▶ **Entries supplied**
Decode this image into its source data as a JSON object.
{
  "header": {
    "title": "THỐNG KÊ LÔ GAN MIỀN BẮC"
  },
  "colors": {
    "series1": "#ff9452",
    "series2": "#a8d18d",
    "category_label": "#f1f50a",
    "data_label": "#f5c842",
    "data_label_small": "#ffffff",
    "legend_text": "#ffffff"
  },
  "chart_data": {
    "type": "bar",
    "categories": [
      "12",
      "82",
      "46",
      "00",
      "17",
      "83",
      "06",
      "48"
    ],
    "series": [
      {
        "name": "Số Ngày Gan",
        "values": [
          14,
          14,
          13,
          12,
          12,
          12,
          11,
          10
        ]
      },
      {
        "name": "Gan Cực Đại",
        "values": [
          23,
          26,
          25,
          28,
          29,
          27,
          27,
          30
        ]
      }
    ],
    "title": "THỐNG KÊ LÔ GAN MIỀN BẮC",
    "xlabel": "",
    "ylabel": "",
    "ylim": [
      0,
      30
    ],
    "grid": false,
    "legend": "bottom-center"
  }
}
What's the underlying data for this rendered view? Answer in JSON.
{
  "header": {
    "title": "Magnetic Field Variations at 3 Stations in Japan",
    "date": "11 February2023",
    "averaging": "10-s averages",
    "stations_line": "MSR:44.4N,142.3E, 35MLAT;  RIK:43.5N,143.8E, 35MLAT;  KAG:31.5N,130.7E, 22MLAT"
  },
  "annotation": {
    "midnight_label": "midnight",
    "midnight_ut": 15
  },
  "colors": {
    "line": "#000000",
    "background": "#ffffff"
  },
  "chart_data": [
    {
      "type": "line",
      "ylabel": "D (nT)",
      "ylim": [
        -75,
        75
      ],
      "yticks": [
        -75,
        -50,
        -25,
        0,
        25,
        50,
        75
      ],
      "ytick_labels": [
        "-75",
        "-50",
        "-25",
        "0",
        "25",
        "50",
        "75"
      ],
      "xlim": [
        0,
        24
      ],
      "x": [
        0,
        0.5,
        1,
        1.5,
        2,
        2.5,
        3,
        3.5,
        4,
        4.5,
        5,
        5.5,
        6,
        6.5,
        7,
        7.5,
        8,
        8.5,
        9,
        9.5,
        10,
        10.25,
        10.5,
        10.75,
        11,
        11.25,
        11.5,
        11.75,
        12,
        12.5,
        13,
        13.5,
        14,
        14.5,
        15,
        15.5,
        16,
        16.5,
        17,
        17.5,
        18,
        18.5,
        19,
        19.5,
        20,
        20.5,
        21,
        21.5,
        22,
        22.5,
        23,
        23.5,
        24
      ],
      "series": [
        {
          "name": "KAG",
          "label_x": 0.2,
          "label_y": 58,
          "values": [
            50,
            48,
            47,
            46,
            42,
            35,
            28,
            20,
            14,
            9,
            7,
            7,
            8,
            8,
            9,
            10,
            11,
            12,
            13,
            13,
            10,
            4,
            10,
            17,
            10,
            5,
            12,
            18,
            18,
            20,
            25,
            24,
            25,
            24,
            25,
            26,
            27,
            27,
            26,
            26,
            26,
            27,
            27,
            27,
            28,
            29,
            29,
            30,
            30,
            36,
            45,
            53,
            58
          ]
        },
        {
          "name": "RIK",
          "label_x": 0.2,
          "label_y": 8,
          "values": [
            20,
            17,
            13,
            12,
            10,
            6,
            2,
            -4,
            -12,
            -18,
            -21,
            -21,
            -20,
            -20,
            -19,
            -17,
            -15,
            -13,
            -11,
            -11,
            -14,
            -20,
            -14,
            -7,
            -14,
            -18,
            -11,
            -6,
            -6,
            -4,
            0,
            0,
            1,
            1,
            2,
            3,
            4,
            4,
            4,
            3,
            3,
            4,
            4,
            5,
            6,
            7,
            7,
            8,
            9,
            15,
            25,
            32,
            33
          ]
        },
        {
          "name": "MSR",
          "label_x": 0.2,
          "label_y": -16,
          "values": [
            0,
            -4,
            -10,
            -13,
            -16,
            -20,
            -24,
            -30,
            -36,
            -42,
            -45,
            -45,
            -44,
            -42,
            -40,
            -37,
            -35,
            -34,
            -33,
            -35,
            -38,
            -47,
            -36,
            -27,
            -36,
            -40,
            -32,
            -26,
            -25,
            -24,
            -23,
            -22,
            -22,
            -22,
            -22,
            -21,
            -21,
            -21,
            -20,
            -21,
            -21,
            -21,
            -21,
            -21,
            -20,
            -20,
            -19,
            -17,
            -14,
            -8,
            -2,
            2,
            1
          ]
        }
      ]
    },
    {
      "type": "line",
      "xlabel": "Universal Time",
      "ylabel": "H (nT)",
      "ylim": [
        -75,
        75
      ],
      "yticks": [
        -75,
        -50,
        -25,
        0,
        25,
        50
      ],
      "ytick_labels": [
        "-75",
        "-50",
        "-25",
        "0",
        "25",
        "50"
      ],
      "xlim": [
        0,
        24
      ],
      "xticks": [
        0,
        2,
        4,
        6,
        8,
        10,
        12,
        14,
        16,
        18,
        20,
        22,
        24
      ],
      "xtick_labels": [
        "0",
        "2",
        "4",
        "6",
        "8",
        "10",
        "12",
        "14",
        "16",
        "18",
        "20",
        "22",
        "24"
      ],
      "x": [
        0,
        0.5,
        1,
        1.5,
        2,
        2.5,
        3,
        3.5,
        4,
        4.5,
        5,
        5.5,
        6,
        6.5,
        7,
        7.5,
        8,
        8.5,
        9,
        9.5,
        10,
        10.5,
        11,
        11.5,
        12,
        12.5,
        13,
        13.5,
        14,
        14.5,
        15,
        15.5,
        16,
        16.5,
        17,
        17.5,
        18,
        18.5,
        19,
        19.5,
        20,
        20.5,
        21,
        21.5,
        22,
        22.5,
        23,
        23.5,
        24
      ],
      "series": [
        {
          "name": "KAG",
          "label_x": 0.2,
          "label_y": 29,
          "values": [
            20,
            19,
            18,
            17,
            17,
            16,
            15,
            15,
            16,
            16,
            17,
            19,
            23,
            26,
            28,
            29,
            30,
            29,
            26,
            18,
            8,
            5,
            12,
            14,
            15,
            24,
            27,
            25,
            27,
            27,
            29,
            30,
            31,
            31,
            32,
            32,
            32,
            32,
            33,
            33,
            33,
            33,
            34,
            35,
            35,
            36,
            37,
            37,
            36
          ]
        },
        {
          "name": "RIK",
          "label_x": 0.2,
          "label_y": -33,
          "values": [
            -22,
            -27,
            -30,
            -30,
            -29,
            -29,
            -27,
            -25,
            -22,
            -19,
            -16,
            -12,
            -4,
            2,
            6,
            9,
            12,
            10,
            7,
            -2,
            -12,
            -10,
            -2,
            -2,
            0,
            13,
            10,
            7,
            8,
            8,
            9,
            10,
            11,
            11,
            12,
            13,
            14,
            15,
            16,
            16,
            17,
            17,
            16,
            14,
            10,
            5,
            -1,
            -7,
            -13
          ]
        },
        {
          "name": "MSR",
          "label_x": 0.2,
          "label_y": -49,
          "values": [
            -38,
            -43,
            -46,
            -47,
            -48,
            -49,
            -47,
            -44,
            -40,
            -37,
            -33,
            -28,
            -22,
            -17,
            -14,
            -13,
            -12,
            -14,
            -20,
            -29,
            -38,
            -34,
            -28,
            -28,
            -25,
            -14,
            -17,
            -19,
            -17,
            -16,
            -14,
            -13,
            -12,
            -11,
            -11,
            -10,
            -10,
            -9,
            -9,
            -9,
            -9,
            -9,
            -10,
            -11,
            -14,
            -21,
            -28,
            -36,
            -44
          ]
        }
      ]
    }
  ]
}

▶ **What you need to do**
Print every entry exactly as written.

▶ **Final answer**
Decode this image into its source data as a JSON object.
{
  "header": {
    "title": "THỐNG KÊ LÔ GAN MIỀN BẮC"
  },
  "colors": {
    "series1": "#ff9452",
    "series2": "#a8d18d",
    "category_label": "#f1f50a",
    "data_label": "#f5c842",
    "data_label_small": "#ffffff",
    "legend_text": "#ffffff"
  },
  "chart_data": {
    "type": "bar",
    "categories": [
      "12",
      "82",
      "46",
      "00",
      "17",
      "83",
      "06",
      "48"
    ],
    "series": [
      {
        "name": "Số Ngày Gan",
        "values": [
          14,
          14,
          13,
          12,
          12,
          12,
          11,
          10
        ]
      },
      {
        "name": "Gan Cực Đại",
        "values": [
          23,
          26,
          25,
          28,
          29,
          27,
          27,
          30
        ]
      }
    ],
    "title": "THỐNG KÊ LÔ GAN MIỀN BẮC",
    "xlabel": "",
    "ylabel": "",
    "ylim": [
      0,
      30
    ],
    "grid": false,
    "legend": "bottom-center"
  }
}
What's the underlying data for this rendered view? Answer in JSON.
{
  "header": {
    "title": "Magnetic Field Variations at 3 Stations in Japan",
    "date": "11 February2023",
    "averaging": "10-s averages",
    "stations_line": "MSR:44.4N,142.3E, 35MLAT;  RIK:43.5N,143.8E, 35MLAT;  KAG:31.5N,130.7E, 22MLAT"
  },
  "annotation": {
    "midnight_label": "midnight",
    "midnight_ut": 15
  },
  "colors": {
    "line": "#000000",
    "background": "#ffffff"
  },
  "chart_data": [
    {
      "type": "line",
      "ylabel": "D (nT)",
      "ylim": [
        -75,
        75
      ],
      "yticks": [
        -75,
        -50,
        -25,
        0,
        25,
        50,
        75
      ],
      "ytick_labels": [
        "-75",
        "-50",
        "-25",
        "0",
        "25",
        "50",
        "75"
      ],
      "xlim": [
        0,
        24
      ],
      "x": [
        0,
        0.5,
        1,
        1.5,
        2,
        2.5,
        3,
        3.5,
        4,
        4.5,
        5,
        5.5,
        6,
        6.5,
        7,
        7.5,
        8,
        8.5,
        9,
        9.5,
        10,
        10.25,
        10.5,
        10.75,
        11,
        11.25,
        11.5,
        11.75,
        12,
        12.5,
        13,
        13.5,
        14,
        14.5,
        15,
        15.5,
        16,
        16.5,
        17,
        17.5,
        18,
        18.5,
        19,
        19.5,
        20,
        20.5,
        21,
        21.5,
        22,
        22.5,
        23,
        23.5,
        24
      ],
      "series": [
        {
          "name": "KAG",
          "label_x": 0.2,
          "label_y": 58,
          "values": [
            50,
            48,
            47,
            46,
            42,
            35,
            28,
            20,
            14,
            9,
            7,
            7,
            8,
            8,
            9,
            10,
            11,
            12,
            13,
            13,
            10,
            4,
            10,
            17,
            10,
            5,
            12,
            18,
            18,
            20,
            25,
            24,
            25,
            24,
            25,
            26,
            27,
            27,
            26,
            26,
            26,
            27,
            27,
            27,
            28,
            29,
            29,
            30,
            30,
            36,
            45,
            53,
            58
          ]
        },
        {
          "name": "RIK",
          "label_x": 0.2,
          "label_y": 8,
          "values": [
            20,
            17,
            13,
            12,
            10,
            6,
            2,
            -4,
            -12,
            -18,
            -21,
            -21,
            -20,
            -20,
            -19,
            -17,
            -15,
            -13,
            -11,
            -11,
            -14,
            -20,
            -14,
            -7,
            -14,
            -18,
            -11,
            -6,
            -6,
            -4,
            0,
            0,
            1,
            1,
            2,
            3,
            4,
            4,
            4,
            3,
            3,
            4,
            4,
            5,
            6,
            7,
            7,
            8,
            9,
            15,
            25,
            32,
            33
          ]
        },
        {
          "name": "MSR",
          "label_x": 0.2,
          "label_y": -16,
          "values": [
            0,
            -4,
            -10,
            -13,
            -16,
            -20,
            -24,
            -30,
            -36,
            -42,
            -45,
            -45,
            -44,
            -42,
            -40,
            -37,
            -35,
            -34,
            -33,
            -35,
            -38,
            -47,
            -36,
            -27,
            -36,
            -40,
            -32,
            -26,
            -25,
            -24,
            -23,
            -22,
            -22,
            -22,
            -22,
            -21,
            -21,
            -21,
            -20,
            -21,
            -21,
            -21,
            -21,
            -21,
            -20,
            -20,
            -19,
            -17,
            -14,
            -8,
            -2,
            2,
            1
          ]
        }
      ]
    },
    {
      "type": "line",
      "xlabel": "Universal Time",
      "ylabel": "H (nT)",
      "ylim": [
        -75,
        75
      ],
      "yticks": [
        -75,
        -50,
        -25,
        0,
        25,
        50
      ],
      "ytick_labels": [
        "-75",
        "-50",
        "-25",
        "0",
        "25",
        "50"
      ],
      "xlim": [
        0,
        24
      ],
      "xticks": [
        0,
        2,
        4,
        6,
        8,
        10,
        12,
        14,
        16,
        18,
        20,
        22,
        24
      ],
      "xtick_labels": [
        "0",
        "2",
        "4",
        "6",
        "8",
        "10",
        "12",
        "14",
        "16",
        "18",
        "20",
        "22",
        "24"
      ],
      "x": [
        0,
        0.5,
        1,
        1.5,
        2,
        2.5,
        3,
        3.5,
        4,
        4.5,
        5,
        5.5,
        6,
        6.5,
        7,
        7.5,
        8,
        8.5,
        9,
        9.5,
        10,
        10.5,
        11,
        11.5,
        12,
        12.5,
        13,
        13.5,
        14,
        14.5,
        15,
        15.5,
        16,
        16.5,
        17,
        17.5,
        18,
        18.5,
        19,
        19.5,
        20,
        20.5,
        21,
        21.5,
        22,
        22.5,
        23,
        23.5,
        24
      ],
      "series": [
        {
          "name": "KAG",
          "label_x": 0.2,
          "label_y": 29,
          "values": [
            20,
            19,
            18,
            17,
            17,
            16,
            15,
            15,
            16,
            16,
            17,
            19,
            23,
            26,
            28,
            29,
            30,
            29,
            26,
            18,
            8,
            5,
            12,
            14,
            15,
            24,
            27,
            25,
            27,
            27,
            29,
            30,
            31,
            31,
            32,
            32,
            32,
            32,
            33,
            33,
            33,
            33,
            34,
            35,
            35,
            36,
            37,
            37,
            36
          ]
        },
        {
          "name": "RIK",
          "label_x": 0.2,
          "label_y": -33,
          "values": [
            -22,
            -27,
            -30,
            -30,
            -29,
            -29,
            -27,
            -25,
            -22,
            -19,
            -16,
            -12,
            -4,
            2,
            6,
            9,
            12,
            10,
            7,
            -2,
            -12,
            -10,
            -2,
            -2,
            0,
            13,
            10,
            7,
            8,
            8,
            9,
            10,
            11,
            11,
            12,
            13,
            14,
            15,
            16,
            16,
            17,
            17,
            16,
            14,
            10,
            5,
            -1,
            -7,
            -13
          ]
        },
        {
          "name": "MSR",
          "label_x": 0.2,
          "label_y": -49,
          "values": [
            -38,
            -43,
            -46,
            -47,
            -48,
            -49,
            -47,
            -44,
            -40,
            -37,
            -33,
            -28,
            -22,
            -17,
            -14,
            -13,
            -12,
            -14,
            -20,
            -29,
            -38,
            -34,
            -28,
            -28,
            -25,
            -14,
            -17,
            -19,
            -17,
            -16,
            -14,
            -13,
            -12,
            -11,
            -11,
            -10,
            -10,
            -9,
            -9,
            -9,
            -9,
            -9,
            -10,
            -11,
            -14,
            -21,
            -28,
            -36,
            -44
          ]
        }
      ]
    }
  ]
}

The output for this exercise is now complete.